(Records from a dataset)
↓↓↓

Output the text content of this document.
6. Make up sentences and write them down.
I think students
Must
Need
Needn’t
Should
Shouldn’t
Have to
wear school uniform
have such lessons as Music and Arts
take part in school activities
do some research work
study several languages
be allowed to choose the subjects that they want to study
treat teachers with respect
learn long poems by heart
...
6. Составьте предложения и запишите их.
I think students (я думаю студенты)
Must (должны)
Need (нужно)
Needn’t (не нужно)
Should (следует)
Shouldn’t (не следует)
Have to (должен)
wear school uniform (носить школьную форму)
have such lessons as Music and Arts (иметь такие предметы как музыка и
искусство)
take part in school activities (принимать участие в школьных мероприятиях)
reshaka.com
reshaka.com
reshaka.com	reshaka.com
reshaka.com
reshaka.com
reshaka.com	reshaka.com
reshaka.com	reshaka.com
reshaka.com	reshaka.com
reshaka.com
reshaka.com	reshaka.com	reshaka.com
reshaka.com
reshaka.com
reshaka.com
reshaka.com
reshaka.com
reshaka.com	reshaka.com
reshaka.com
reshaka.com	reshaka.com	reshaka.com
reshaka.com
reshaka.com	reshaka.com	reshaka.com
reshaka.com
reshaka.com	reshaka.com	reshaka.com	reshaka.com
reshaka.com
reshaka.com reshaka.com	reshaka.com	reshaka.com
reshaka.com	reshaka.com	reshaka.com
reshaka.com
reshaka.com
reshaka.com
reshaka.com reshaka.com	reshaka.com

↑↑↑
↓↓↓

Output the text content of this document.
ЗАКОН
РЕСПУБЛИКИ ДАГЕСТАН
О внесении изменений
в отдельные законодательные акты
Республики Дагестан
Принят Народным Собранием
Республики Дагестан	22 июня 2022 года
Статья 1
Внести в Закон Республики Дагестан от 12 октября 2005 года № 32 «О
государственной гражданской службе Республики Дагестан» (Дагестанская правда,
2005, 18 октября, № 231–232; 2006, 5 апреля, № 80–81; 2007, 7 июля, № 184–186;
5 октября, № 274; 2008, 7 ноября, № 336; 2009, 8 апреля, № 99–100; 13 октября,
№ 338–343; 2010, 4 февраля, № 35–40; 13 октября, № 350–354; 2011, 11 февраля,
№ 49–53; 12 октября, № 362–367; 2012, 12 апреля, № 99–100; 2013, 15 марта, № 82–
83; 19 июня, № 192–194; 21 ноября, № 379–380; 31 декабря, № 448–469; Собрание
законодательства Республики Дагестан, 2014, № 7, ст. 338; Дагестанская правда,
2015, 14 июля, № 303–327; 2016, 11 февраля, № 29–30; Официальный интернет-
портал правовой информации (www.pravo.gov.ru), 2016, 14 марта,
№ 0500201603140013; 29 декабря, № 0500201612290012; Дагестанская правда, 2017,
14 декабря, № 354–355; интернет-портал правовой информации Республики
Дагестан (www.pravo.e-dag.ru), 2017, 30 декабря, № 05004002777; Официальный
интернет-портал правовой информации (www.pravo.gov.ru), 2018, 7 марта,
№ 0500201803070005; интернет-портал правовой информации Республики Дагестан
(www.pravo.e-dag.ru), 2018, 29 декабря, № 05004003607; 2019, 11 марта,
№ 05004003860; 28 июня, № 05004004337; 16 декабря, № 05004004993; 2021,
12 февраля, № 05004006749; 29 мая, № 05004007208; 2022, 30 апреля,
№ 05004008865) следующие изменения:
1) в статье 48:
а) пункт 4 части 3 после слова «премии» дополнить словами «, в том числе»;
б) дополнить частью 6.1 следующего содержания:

↑↑↑

Task requirements →
Examine the records and pull out every line where the string "lessons" occurs.

Completed task →
have such lessons as Music and Arts
have such lessons as Music and Arts (иметь такие предметы как музыка и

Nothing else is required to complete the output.